═════ Data listing ═════
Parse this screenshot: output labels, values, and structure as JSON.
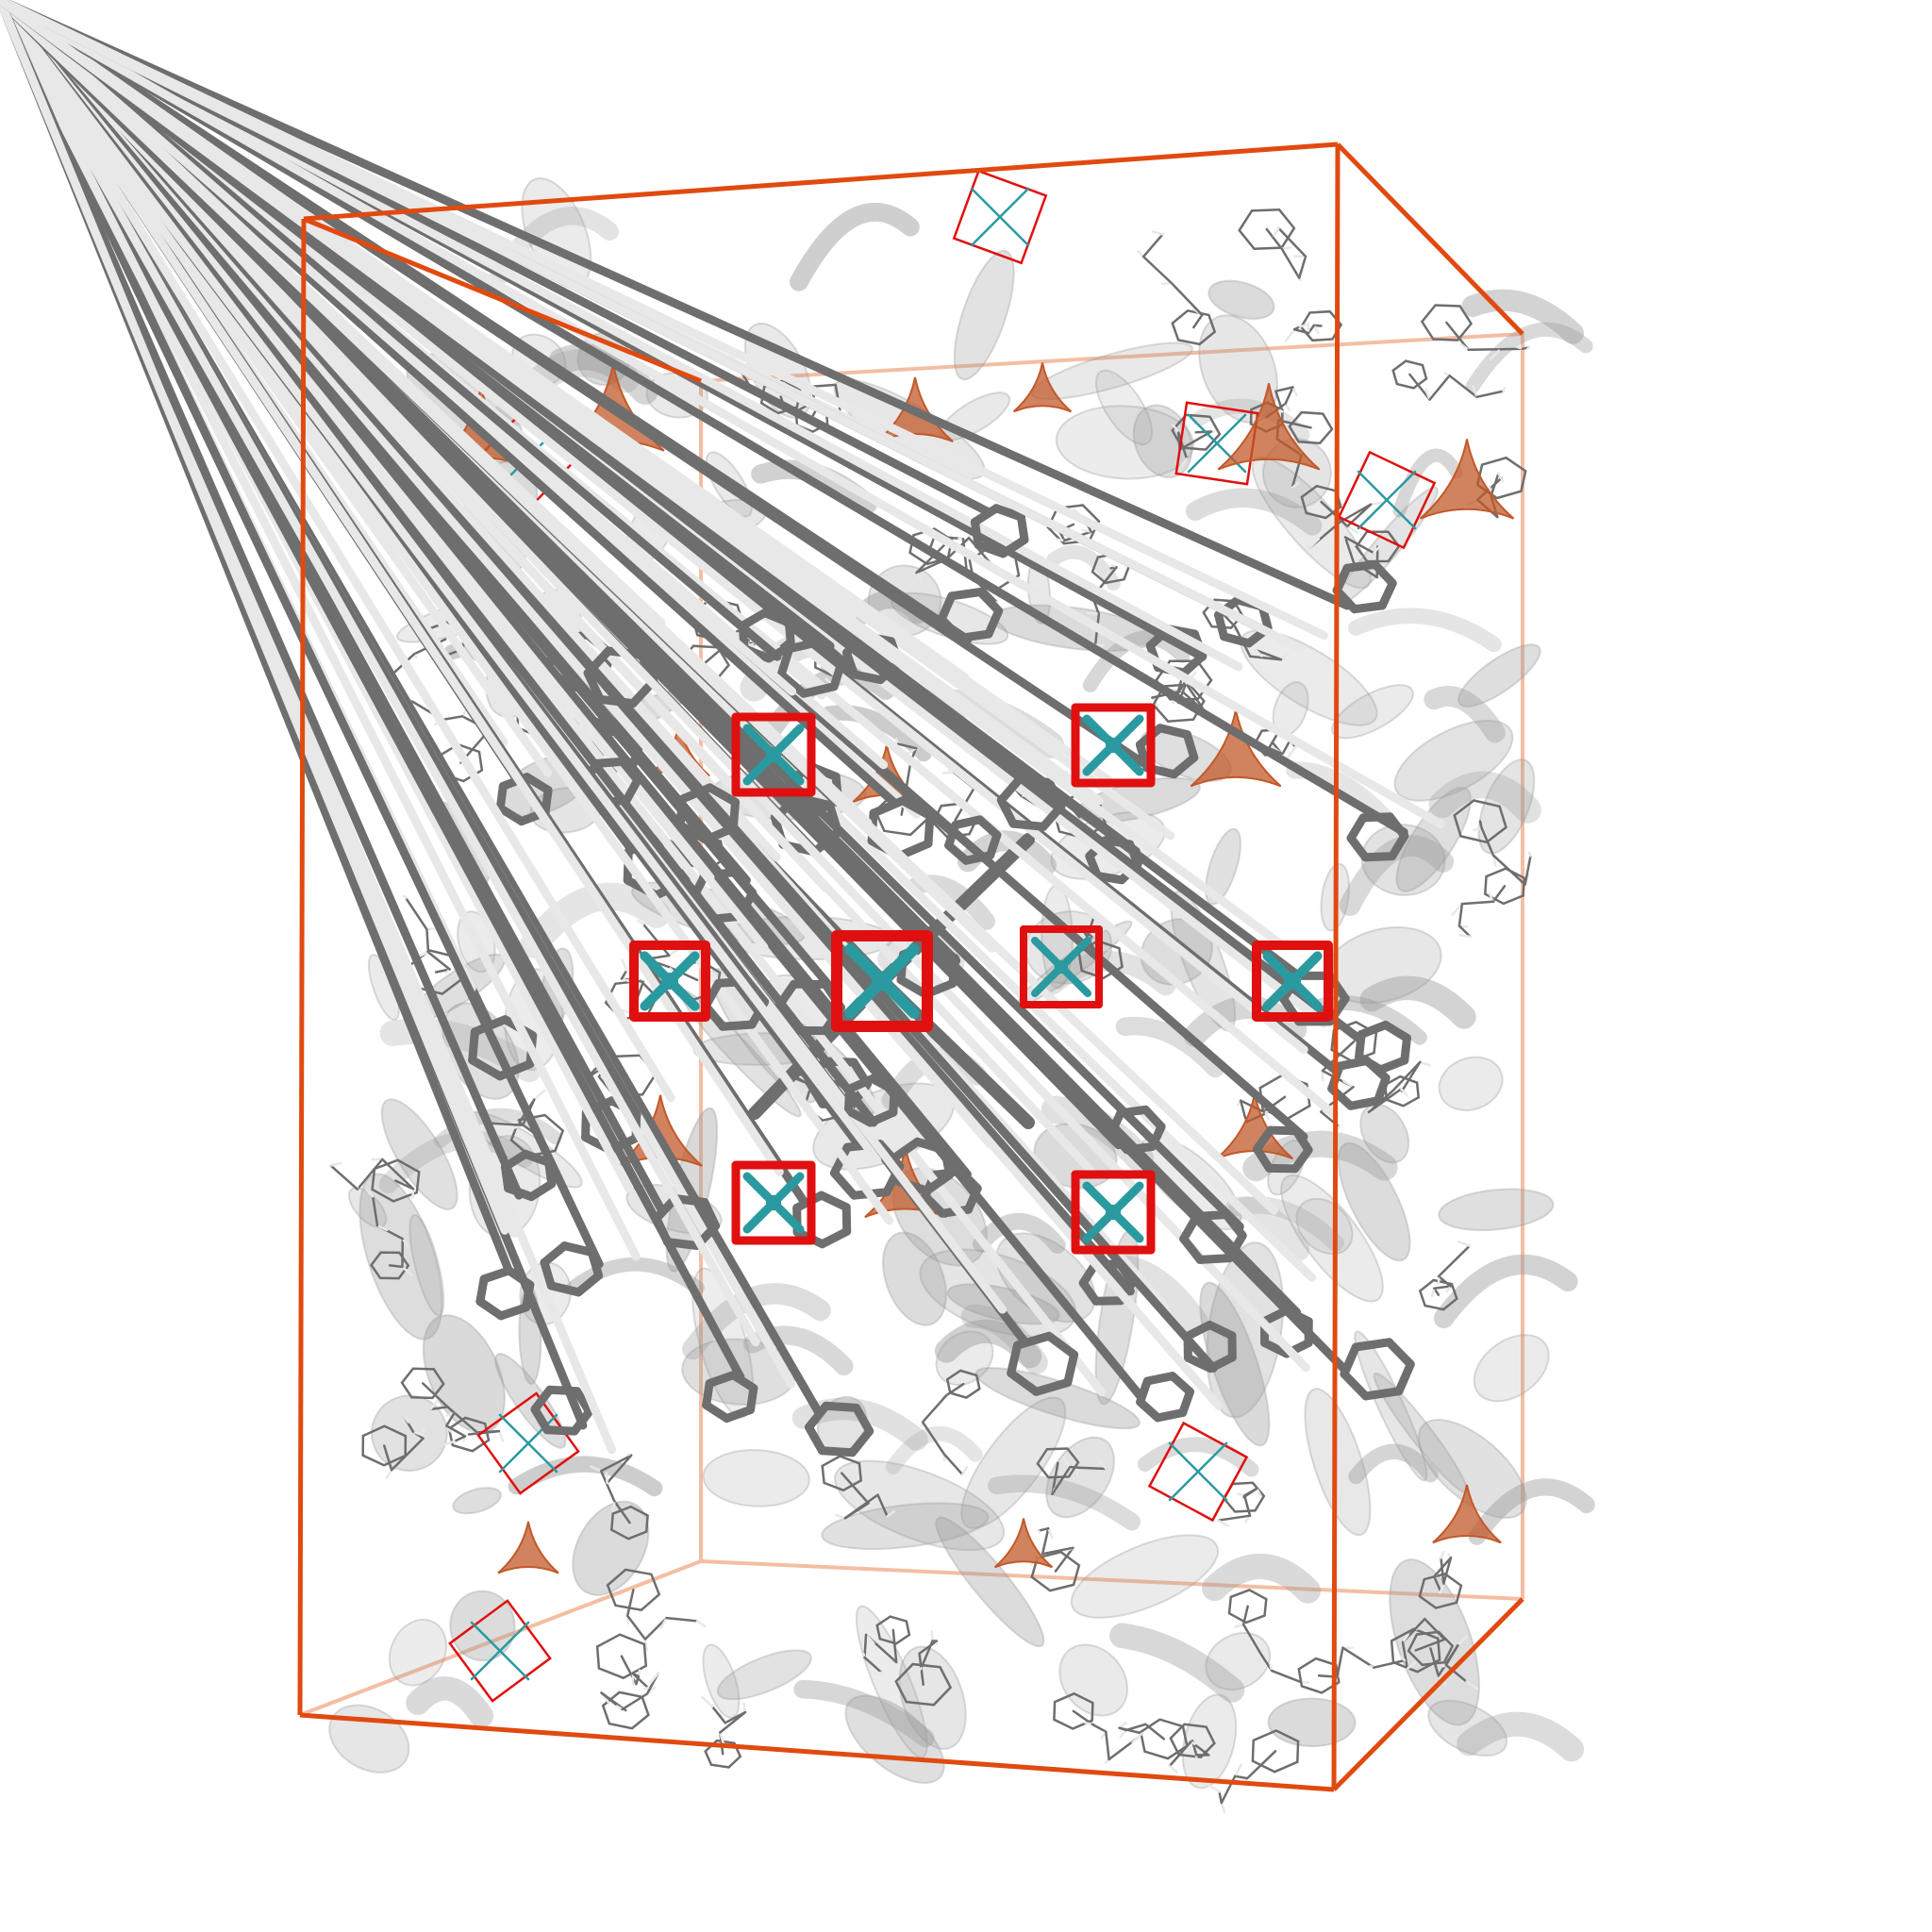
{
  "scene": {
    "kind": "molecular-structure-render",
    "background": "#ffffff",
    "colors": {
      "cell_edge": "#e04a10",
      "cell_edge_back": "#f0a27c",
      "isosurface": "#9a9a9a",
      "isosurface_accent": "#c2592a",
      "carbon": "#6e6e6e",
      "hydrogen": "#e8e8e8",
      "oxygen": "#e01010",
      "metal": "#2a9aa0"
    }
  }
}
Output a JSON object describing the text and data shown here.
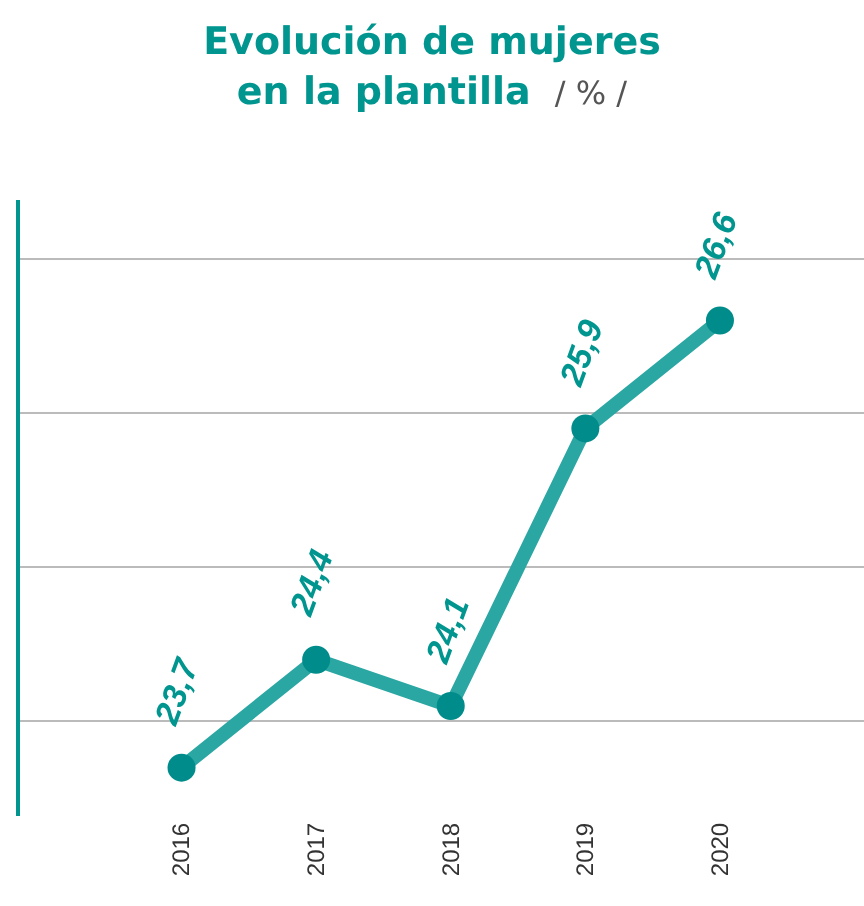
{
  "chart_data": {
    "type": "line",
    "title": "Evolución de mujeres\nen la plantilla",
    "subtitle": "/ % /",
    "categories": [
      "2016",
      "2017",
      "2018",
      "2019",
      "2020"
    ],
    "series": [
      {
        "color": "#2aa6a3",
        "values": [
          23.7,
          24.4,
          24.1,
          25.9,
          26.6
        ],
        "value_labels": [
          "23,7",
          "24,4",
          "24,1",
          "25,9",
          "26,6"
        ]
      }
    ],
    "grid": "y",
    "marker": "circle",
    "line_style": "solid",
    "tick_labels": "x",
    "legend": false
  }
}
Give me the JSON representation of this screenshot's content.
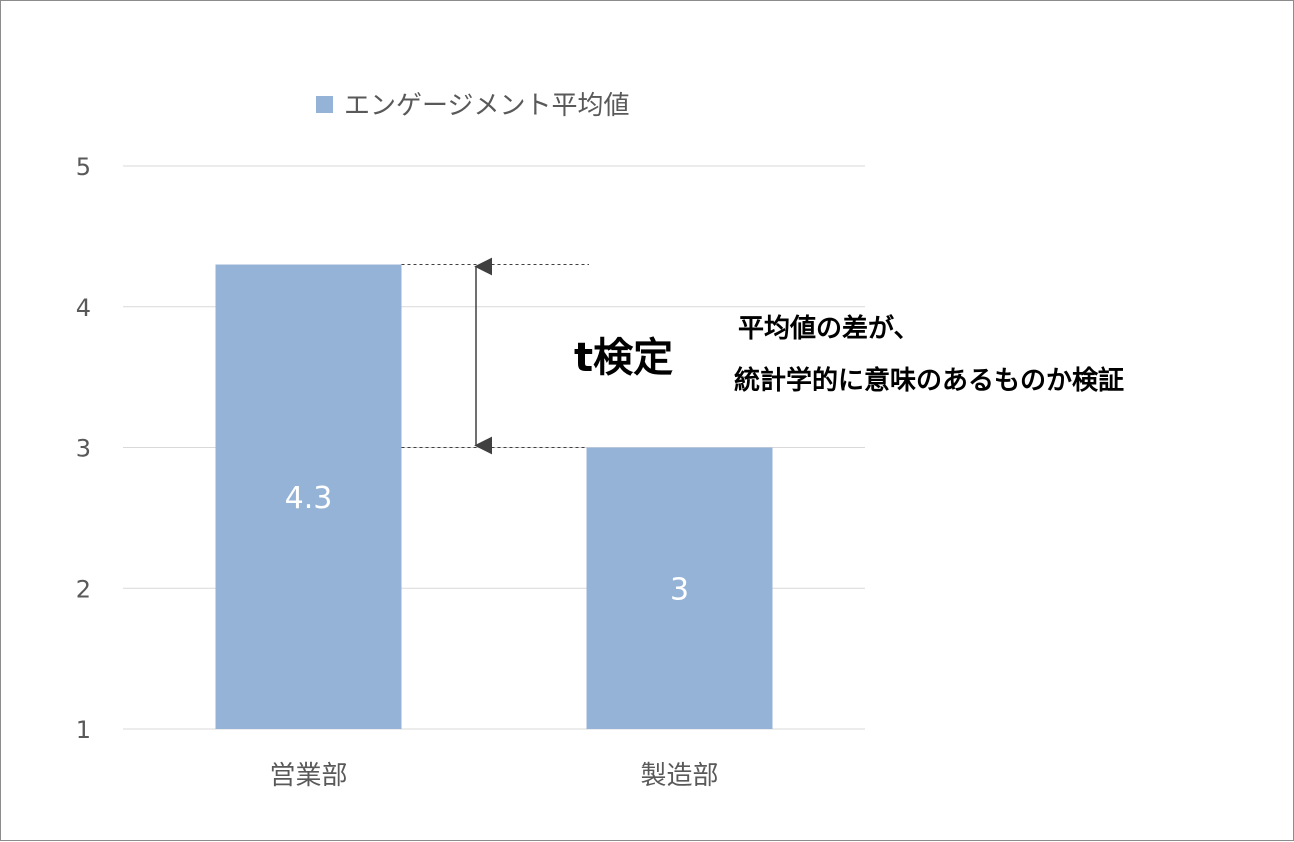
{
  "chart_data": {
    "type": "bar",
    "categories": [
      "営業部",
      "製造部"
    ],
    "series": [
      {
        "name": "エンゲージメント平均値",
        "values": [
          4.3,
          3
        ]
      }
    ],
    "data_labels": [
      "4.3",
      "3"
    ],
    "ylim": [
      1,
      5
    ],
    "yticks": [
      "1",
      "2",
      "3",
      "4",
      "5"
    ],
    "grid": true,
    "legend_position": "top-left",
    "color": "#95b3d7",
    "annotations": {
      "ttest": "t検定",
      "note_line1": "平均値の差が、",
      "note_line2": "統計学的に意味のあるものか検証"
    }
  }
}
═════
Problem: Retype only the lines above from the one with "Give me the" through the last, both ends included, keeping every picture out of the copy.

Solution:
Give me the JSON representation of this screenshot's content.
{
  "chart_data": {
    "type": "bar",
    "categories": [
      "営業部",
      "製造部"
    ],
    "series": [
      {
        "name": "エンゲージメント平均値",
        "values": [
          4.3,
          3
        ]
      }
    ],
    "data_labels": [
      "4.3",
      "3"
    ],
    "ylim": [
      1,
      5
    ],
    "yticks": [
      "1",
      "2",
      "3",
      "4",
      "5"
    ],
    "grid": true,
    "legend_position": "top-left",
    "color": "#95b3d7",
    "annotations": {
      "ttest": "t検定",
      "note_line1": "平均値の差が、",
      "note_line2": "統計学的に意味のあるものか検証"
    }
  }
}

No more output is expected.